# Directions for this task
Return all the entries exactly, keeping pictures out.

# Records supplied

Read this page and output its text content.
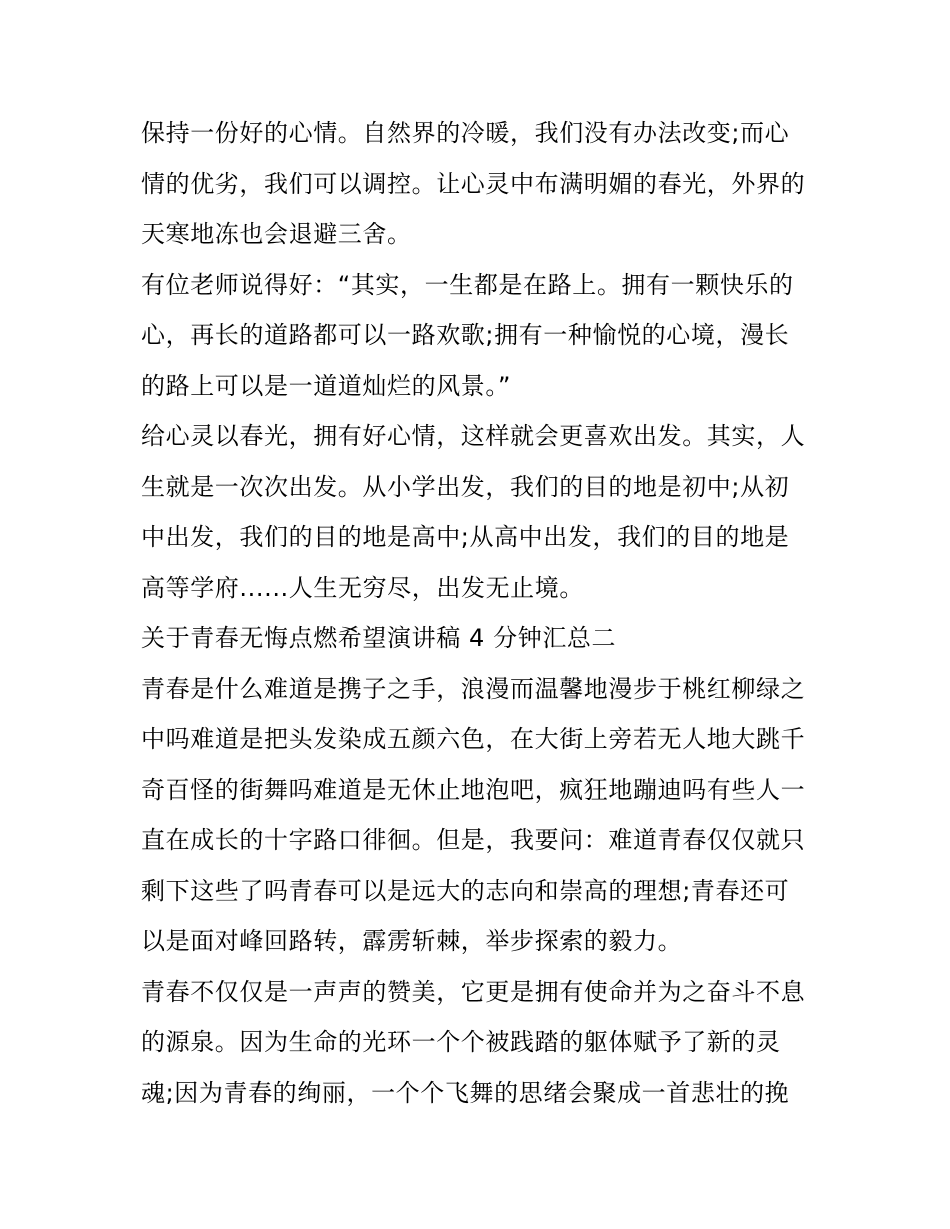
保持一份好的心情。自然界的冷暖，我们没有办法改变;而心
情的优劣，我们可以调控。让心灵中布满明媚的春光，外界的
天寒地冻也会退避三舍。
有位老师说得好：“其实，一生都是在路上。拥有一颗快乐的
心，再长的道路都可以一路欢歌;拥有一种愉悦的心境，漫长
的路上可以是一道道灿烂的风景。”
给心灵以春光，拥有好心情，这样就会更喜欢出发。其实，人
生就是一次次出发。从小学出发，我们的目的地是初中;从初
中出发，我们的目的地是高中;从高中出发，我们的目的地是
高等学府......人生无穷尽，出发无止境。
关于青春无悔点燃希望演讲稿 4 分钟汇总二
青春是什么难道是携子之手，浪漫而温馨地漫步于桃红柳绿之
中吗难道是把头发染成五颜六色，在大街上旁若无人地大跳千
奇百怪的街舞吗难道是无休止地泡吧，疯狂地蹦迪吗有些人一
直在成长的十字路口徘徊。但是，我要问：难道青春仅仅就只
剩下这些了吗青春可以是远大的志向和崇高的理想;青春还可
以是面对峰回路转，霹雳斩棘，举步探索的毅力。
青春不仅仅是一声声的赞美，它更是拥有使命并为之奋斗不息
的源泉。因为生命的光环一个个被践踏的躯体赋予了新的灵
魂;因为青春的绚丽，一个个飞舞的思绪会聚成一首悲壮的挽
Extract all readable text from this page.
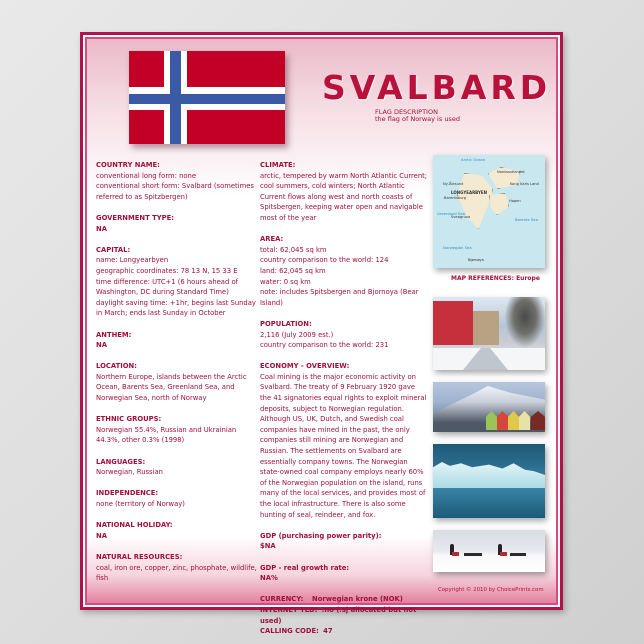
SVALBARD
FLAG DESCRIPTION
the flag of Norway is used
COUNTRY NAME:
conventional long form: none
conventional short form: Svalbard (sometimes referred to as Spitzbergen)
GOVERNMENT TYPE:
NA
CAPITAL:
name: Longyearbyen
geographic coordinates: 78 13 N, 15 33 E
time difference: UTC+1 (6 hours ahead of Washington, DC during Standard Time)
daylight saving time: +1hr, begins last Sunday in March; ends last Sunday in October
ANTHEM:
NA
LOCATION:
Northern Europe, islands between the Arctic Ocean, Barents Sea, Greenland Sea, and Norwegian Sea, north of Norway
ETHNIC GROUPS:
Norwegian 55.4%, Russian and Ukrainian 44.3%, other 0.3% (1998)
LANGUAGES:
Norwegian, Russian
INDEPENDENCE:
none (territory of Norway)
NATIONAL HOLIDAY:
NA
NATURAL RESOURCES:
coal, iron ore, copper, zinc, phosphate, wildlife, fish
CLIMATE:
arctic, tempered by warm North Atlantic Current; cool summers, cold winters; North Atlantic Current flows along west and north coasts of Spitsbergen, keeping water open and navigable most of the year
AREA:
total: 62,045 sq km
country comparison to the world: 124
land: 62,045 sq km
water: 0 sq km
note: includes Spitsbergen and Bjornoya (Bear Island)
POPULATION:
2,116 (July 2009 est.)
country comparison to the world: 231
ECONOMY - OVERVIEW:
Coal mining is the major economic activity on Svalbard. The treaty of 9 February 1920 gave the 41 signatories equal rights to exploit mineral deposits, subject to Norwegian regulation. Although US, UK, Dutch, and Swedish coal companies have mined in the past, the only companies still mining are Norwegian and Russian. The settlements on Svalbard are essentially company towns. The Norwegian state-owned coal company employs nearly 60% of the Norwegian population on the island, runs many of the local services, and provides most of the local infrastructure. There is also some hunting of seal, reindeer, and fox.
GDP (purchasing power parity):
$NA
GDP - real growth rate:
NA%
CURRENCY: Norwegian krone (NOK)
INTERNET TLD: .no (.sj allocated but not used)
CALLING CODE: 47
Arctic Ocean
LONGYEARBYEN
Ny-Ålesund
Barentsburg
Nordaustlandet
Kong Karls Land
Hopen
Sveagruva
Bjørnøya
Greenland Sea
Barents Sea
Norwegian Sea
MAP REFERENCES: Europe
Copyright © 2010 by ChoicePrints.com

# Output for this exercise
Read this page and output its text content.
保持一份好的心情。自然界的冷暖，我们没有办法改变;而心
情的优劣，我们可以调控。让心灵中布满明媚的春光，外界的
天寒地冻也会退避三舍。
有位老师说得好：“其实，一生都是在路上。拥有一颗快乐的
心，再长的道路都可以一路欢歌;拥有一种愉悦的心境，漫长
的路上可以是一道道灿烂的风景。”
给心灵以春光，拥有好心情，这样就会更喜欢出发。其实，人
生就是一次次出发。从小学出发，我们的目的地是初中;从初
中出发，我们的目的地是高中;从高中出发，我们的目的地是
高等学府......人生无穷尽，出发无止境。
关于青春无悔点燃希望演讲稿 4 分钟汇总二
青春是什么难道是携子之手，浪漫而温馨地漫步于桃红柳绿之
中吗难道是把头发染成五颜六色，在大街上旁若无人地大跳千
奇百怪的街舞吗难道是无休止地泡吧，疯狂地蹦迪吗有些人一
直在成长的十字路口徘徊。但是，我要问：难道青春仅仅就只
剩下这些了吗青春可以是远大的志向和崇高的理想;青春还可
以是面对峰回路转，霹雳斩棘，举步探索的毅力。
青春不仅仅是一声声的赞美，它更是拥有使命并为之奋斗不息
的源泉。因为生命的光环一个个被践踏的躯体赋予了新的灵
魂;因为青春的绚丽，一个个飞舞的思绪会聚成一首悲壮的挽
Extract all readable text from this page.
SVALBARD
FLAG DESCRIPTION
the flag of Norway is used
COUNTRY NAME:
conventional long form: none
conventional short form: Svalbard (sometimes referred to as Spitzbergen)
GOVERNMENT TYPE:
NA
CAPITAL:
name: Longyearbyen
geographic coordinates: 78 13 N, 15 33 E
time difference: UTC+1 (6 hours ahead of Washington, DC during Standard Time)
daylight saving time: +1hr, begins last Sunday in March; ends last Sunday in October
ANTHEM:
NA
LOCATION:
Northern Europe, islands between the Arctic Ocean, Barents Sea, Greenland Sea, and Norwegian Sea, north of Norway
ETHNIC GROUPS:
Norwegian 55.4%, Russian and Ukrainian 44.3%, other 0.3% (1998)
LANGUAGES:
Norwegian, Russian
INDEPENDENCE:
none (territory of Norway)
NATIONAL HOLIDAY:
NA
NATURAL RESOURCES:
coal, iron ore, copper, zinc, phosphate, wildlife, fish
CLIMATE:
arctic, tempered by warm North Atlantic Current; cool summers, cold winters; North Atlantic Current flows along west and north coasts of Spitsbergen, keeping water open and navigable most of the year
AREA:
total: 62,045 sq km
country comparison to the world: 124
land: 62,045 sq km
water: 0 sq km
note: includes Spitsbergen and Bjornoya (Bear Island)
POPULATION:
2,116 (July 2009 est.)
country comparison to the world: 231
ECONOMY - OVERVIEW:
Coal mining is the major economic activity on Svalbard. The treaty of 9 February 1920 gave the 41 signatories equal rights to exploit mineral deposits, subject to Norwegian regulation. Although US, UK, Dutch, and Swedish coal companies have mined in the past, the only companies still mining are Norwegian and Russian. The settlements on Svalbard are essentially company towns. The Norwegian state-owned coal company employs nearly 60% of the Norwegian population on the island, runs many of the local services, and provides most of the local infrastructure. There is also some hunting of seal, reindeer, and fox.
GDP (purchasing power parity):
$NA
GDP - real growth rate:
NA%
CURRENCY: Norwegian krone (NOK)
INTERNET TLD: .no (.sj allocated but not used)
CALLING CODE: 47
Arctic Ocean
LONGYEARBYEN
Ny-Ålesund
Barentsburg
Nordaustlandet
Kong Karls Land
Hopen
Sveagruva
Bjørnøya
Greenland Sea
Barents Sea
Norwegian Sea
MAP REFERENCES: Europe
Copyright © 2010 by ChoicePrints.com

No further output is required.